--- Begin Selected passage ---

Solutions to the Questions

  1. Write a loop that calculates 12-factorial
factorial.count = 1
answer = 1

while (factorial.count <= 12){
  answer = answer * factorial.count
  factorial.count = factorial.count + 1
}

print(paste("12! = ", answer))
## [1] "12! =  479001600"
  1. Show how to create a numeric vector that contains the sequence from 20 to 50 by 5.
sample.vector <- vector()
initial.counter = 20

while (initial.counter <= 50){
  sample.vector <- append(sample.vector,initial.counter)
  initial.counter = initial.counter + 5
}

print(sample.vector)
## [1] 20 25 30 35 40 45 50
  1. Create the function “factorial” that takes a trio of input numbers a, b, and c and solve the quadratic equation. The function should print as output the two solutions.
# A function called "Factorial" that utilizes 3 inputs to solve a quadratic equation
# ax^2+bx+c=0
# answer x1 = (-b+sqrt(b^2-4*a*c))/(2*a)
# answer x2 = (-b-sqrt(b^2-4*a*c))/(2*a)

--- End Selected passage ---

- **Required work**
(A) In the R exercise solutions, what value does the loop print for 12-factorial?
(B) Pick up the R exercise solutions after the comment lines giving the formula for x2, and write the function they describe.

--- Begin Provided data ---

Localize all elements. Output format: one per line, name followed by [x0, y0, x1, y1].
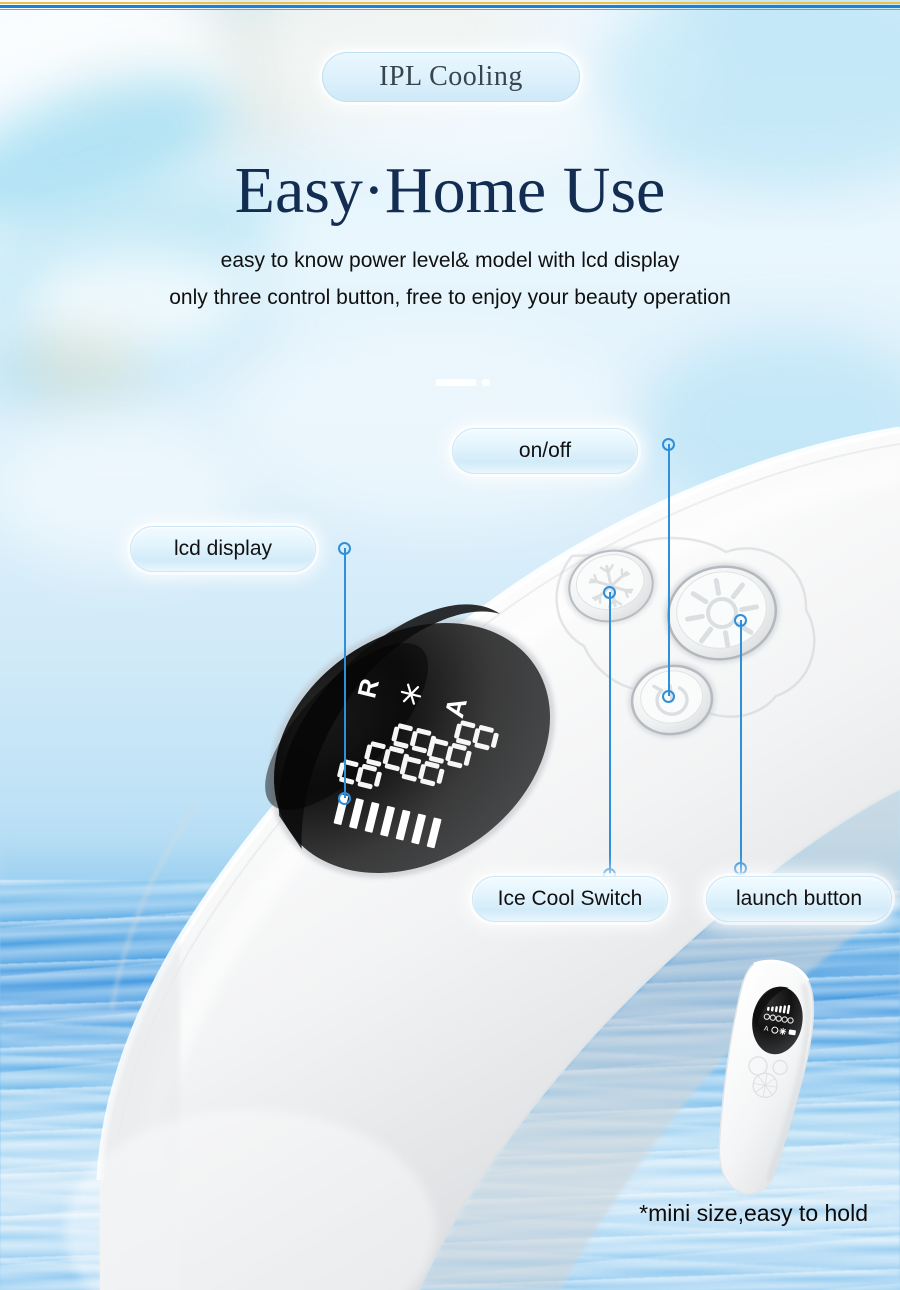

--- End Provided data ---

- **Written responses**
(A) 479001600

(B)
# However, the number D under the sqrt cannot be negative, as you cannot take the square root of a negative
# Therefore, will need if, else if, and else statement
# if b^2-4*a*c == 0, there is only one answer and the formula becomes -b/(2*a)

a = 1
b = 3
c = -32

D <- b^2-4*a*c

Factorial <- function(a,b,c){
  if(D > 0){
    x1 = ((-b+sqrt(D))/(2*a))
    x2 = ((-b-sqrt(D))/(2*a))
    Answer <- c(x1,x2)
    return(Answer)
  } else if (D == 0){
    Answer <- (-b/(2*a))
    return(Answer)
  } else{
    return("There are no answers to this question.")
  }
}

Answer.Quadratics <- Factorial(a,b,c)
print(Answer.Quadratics)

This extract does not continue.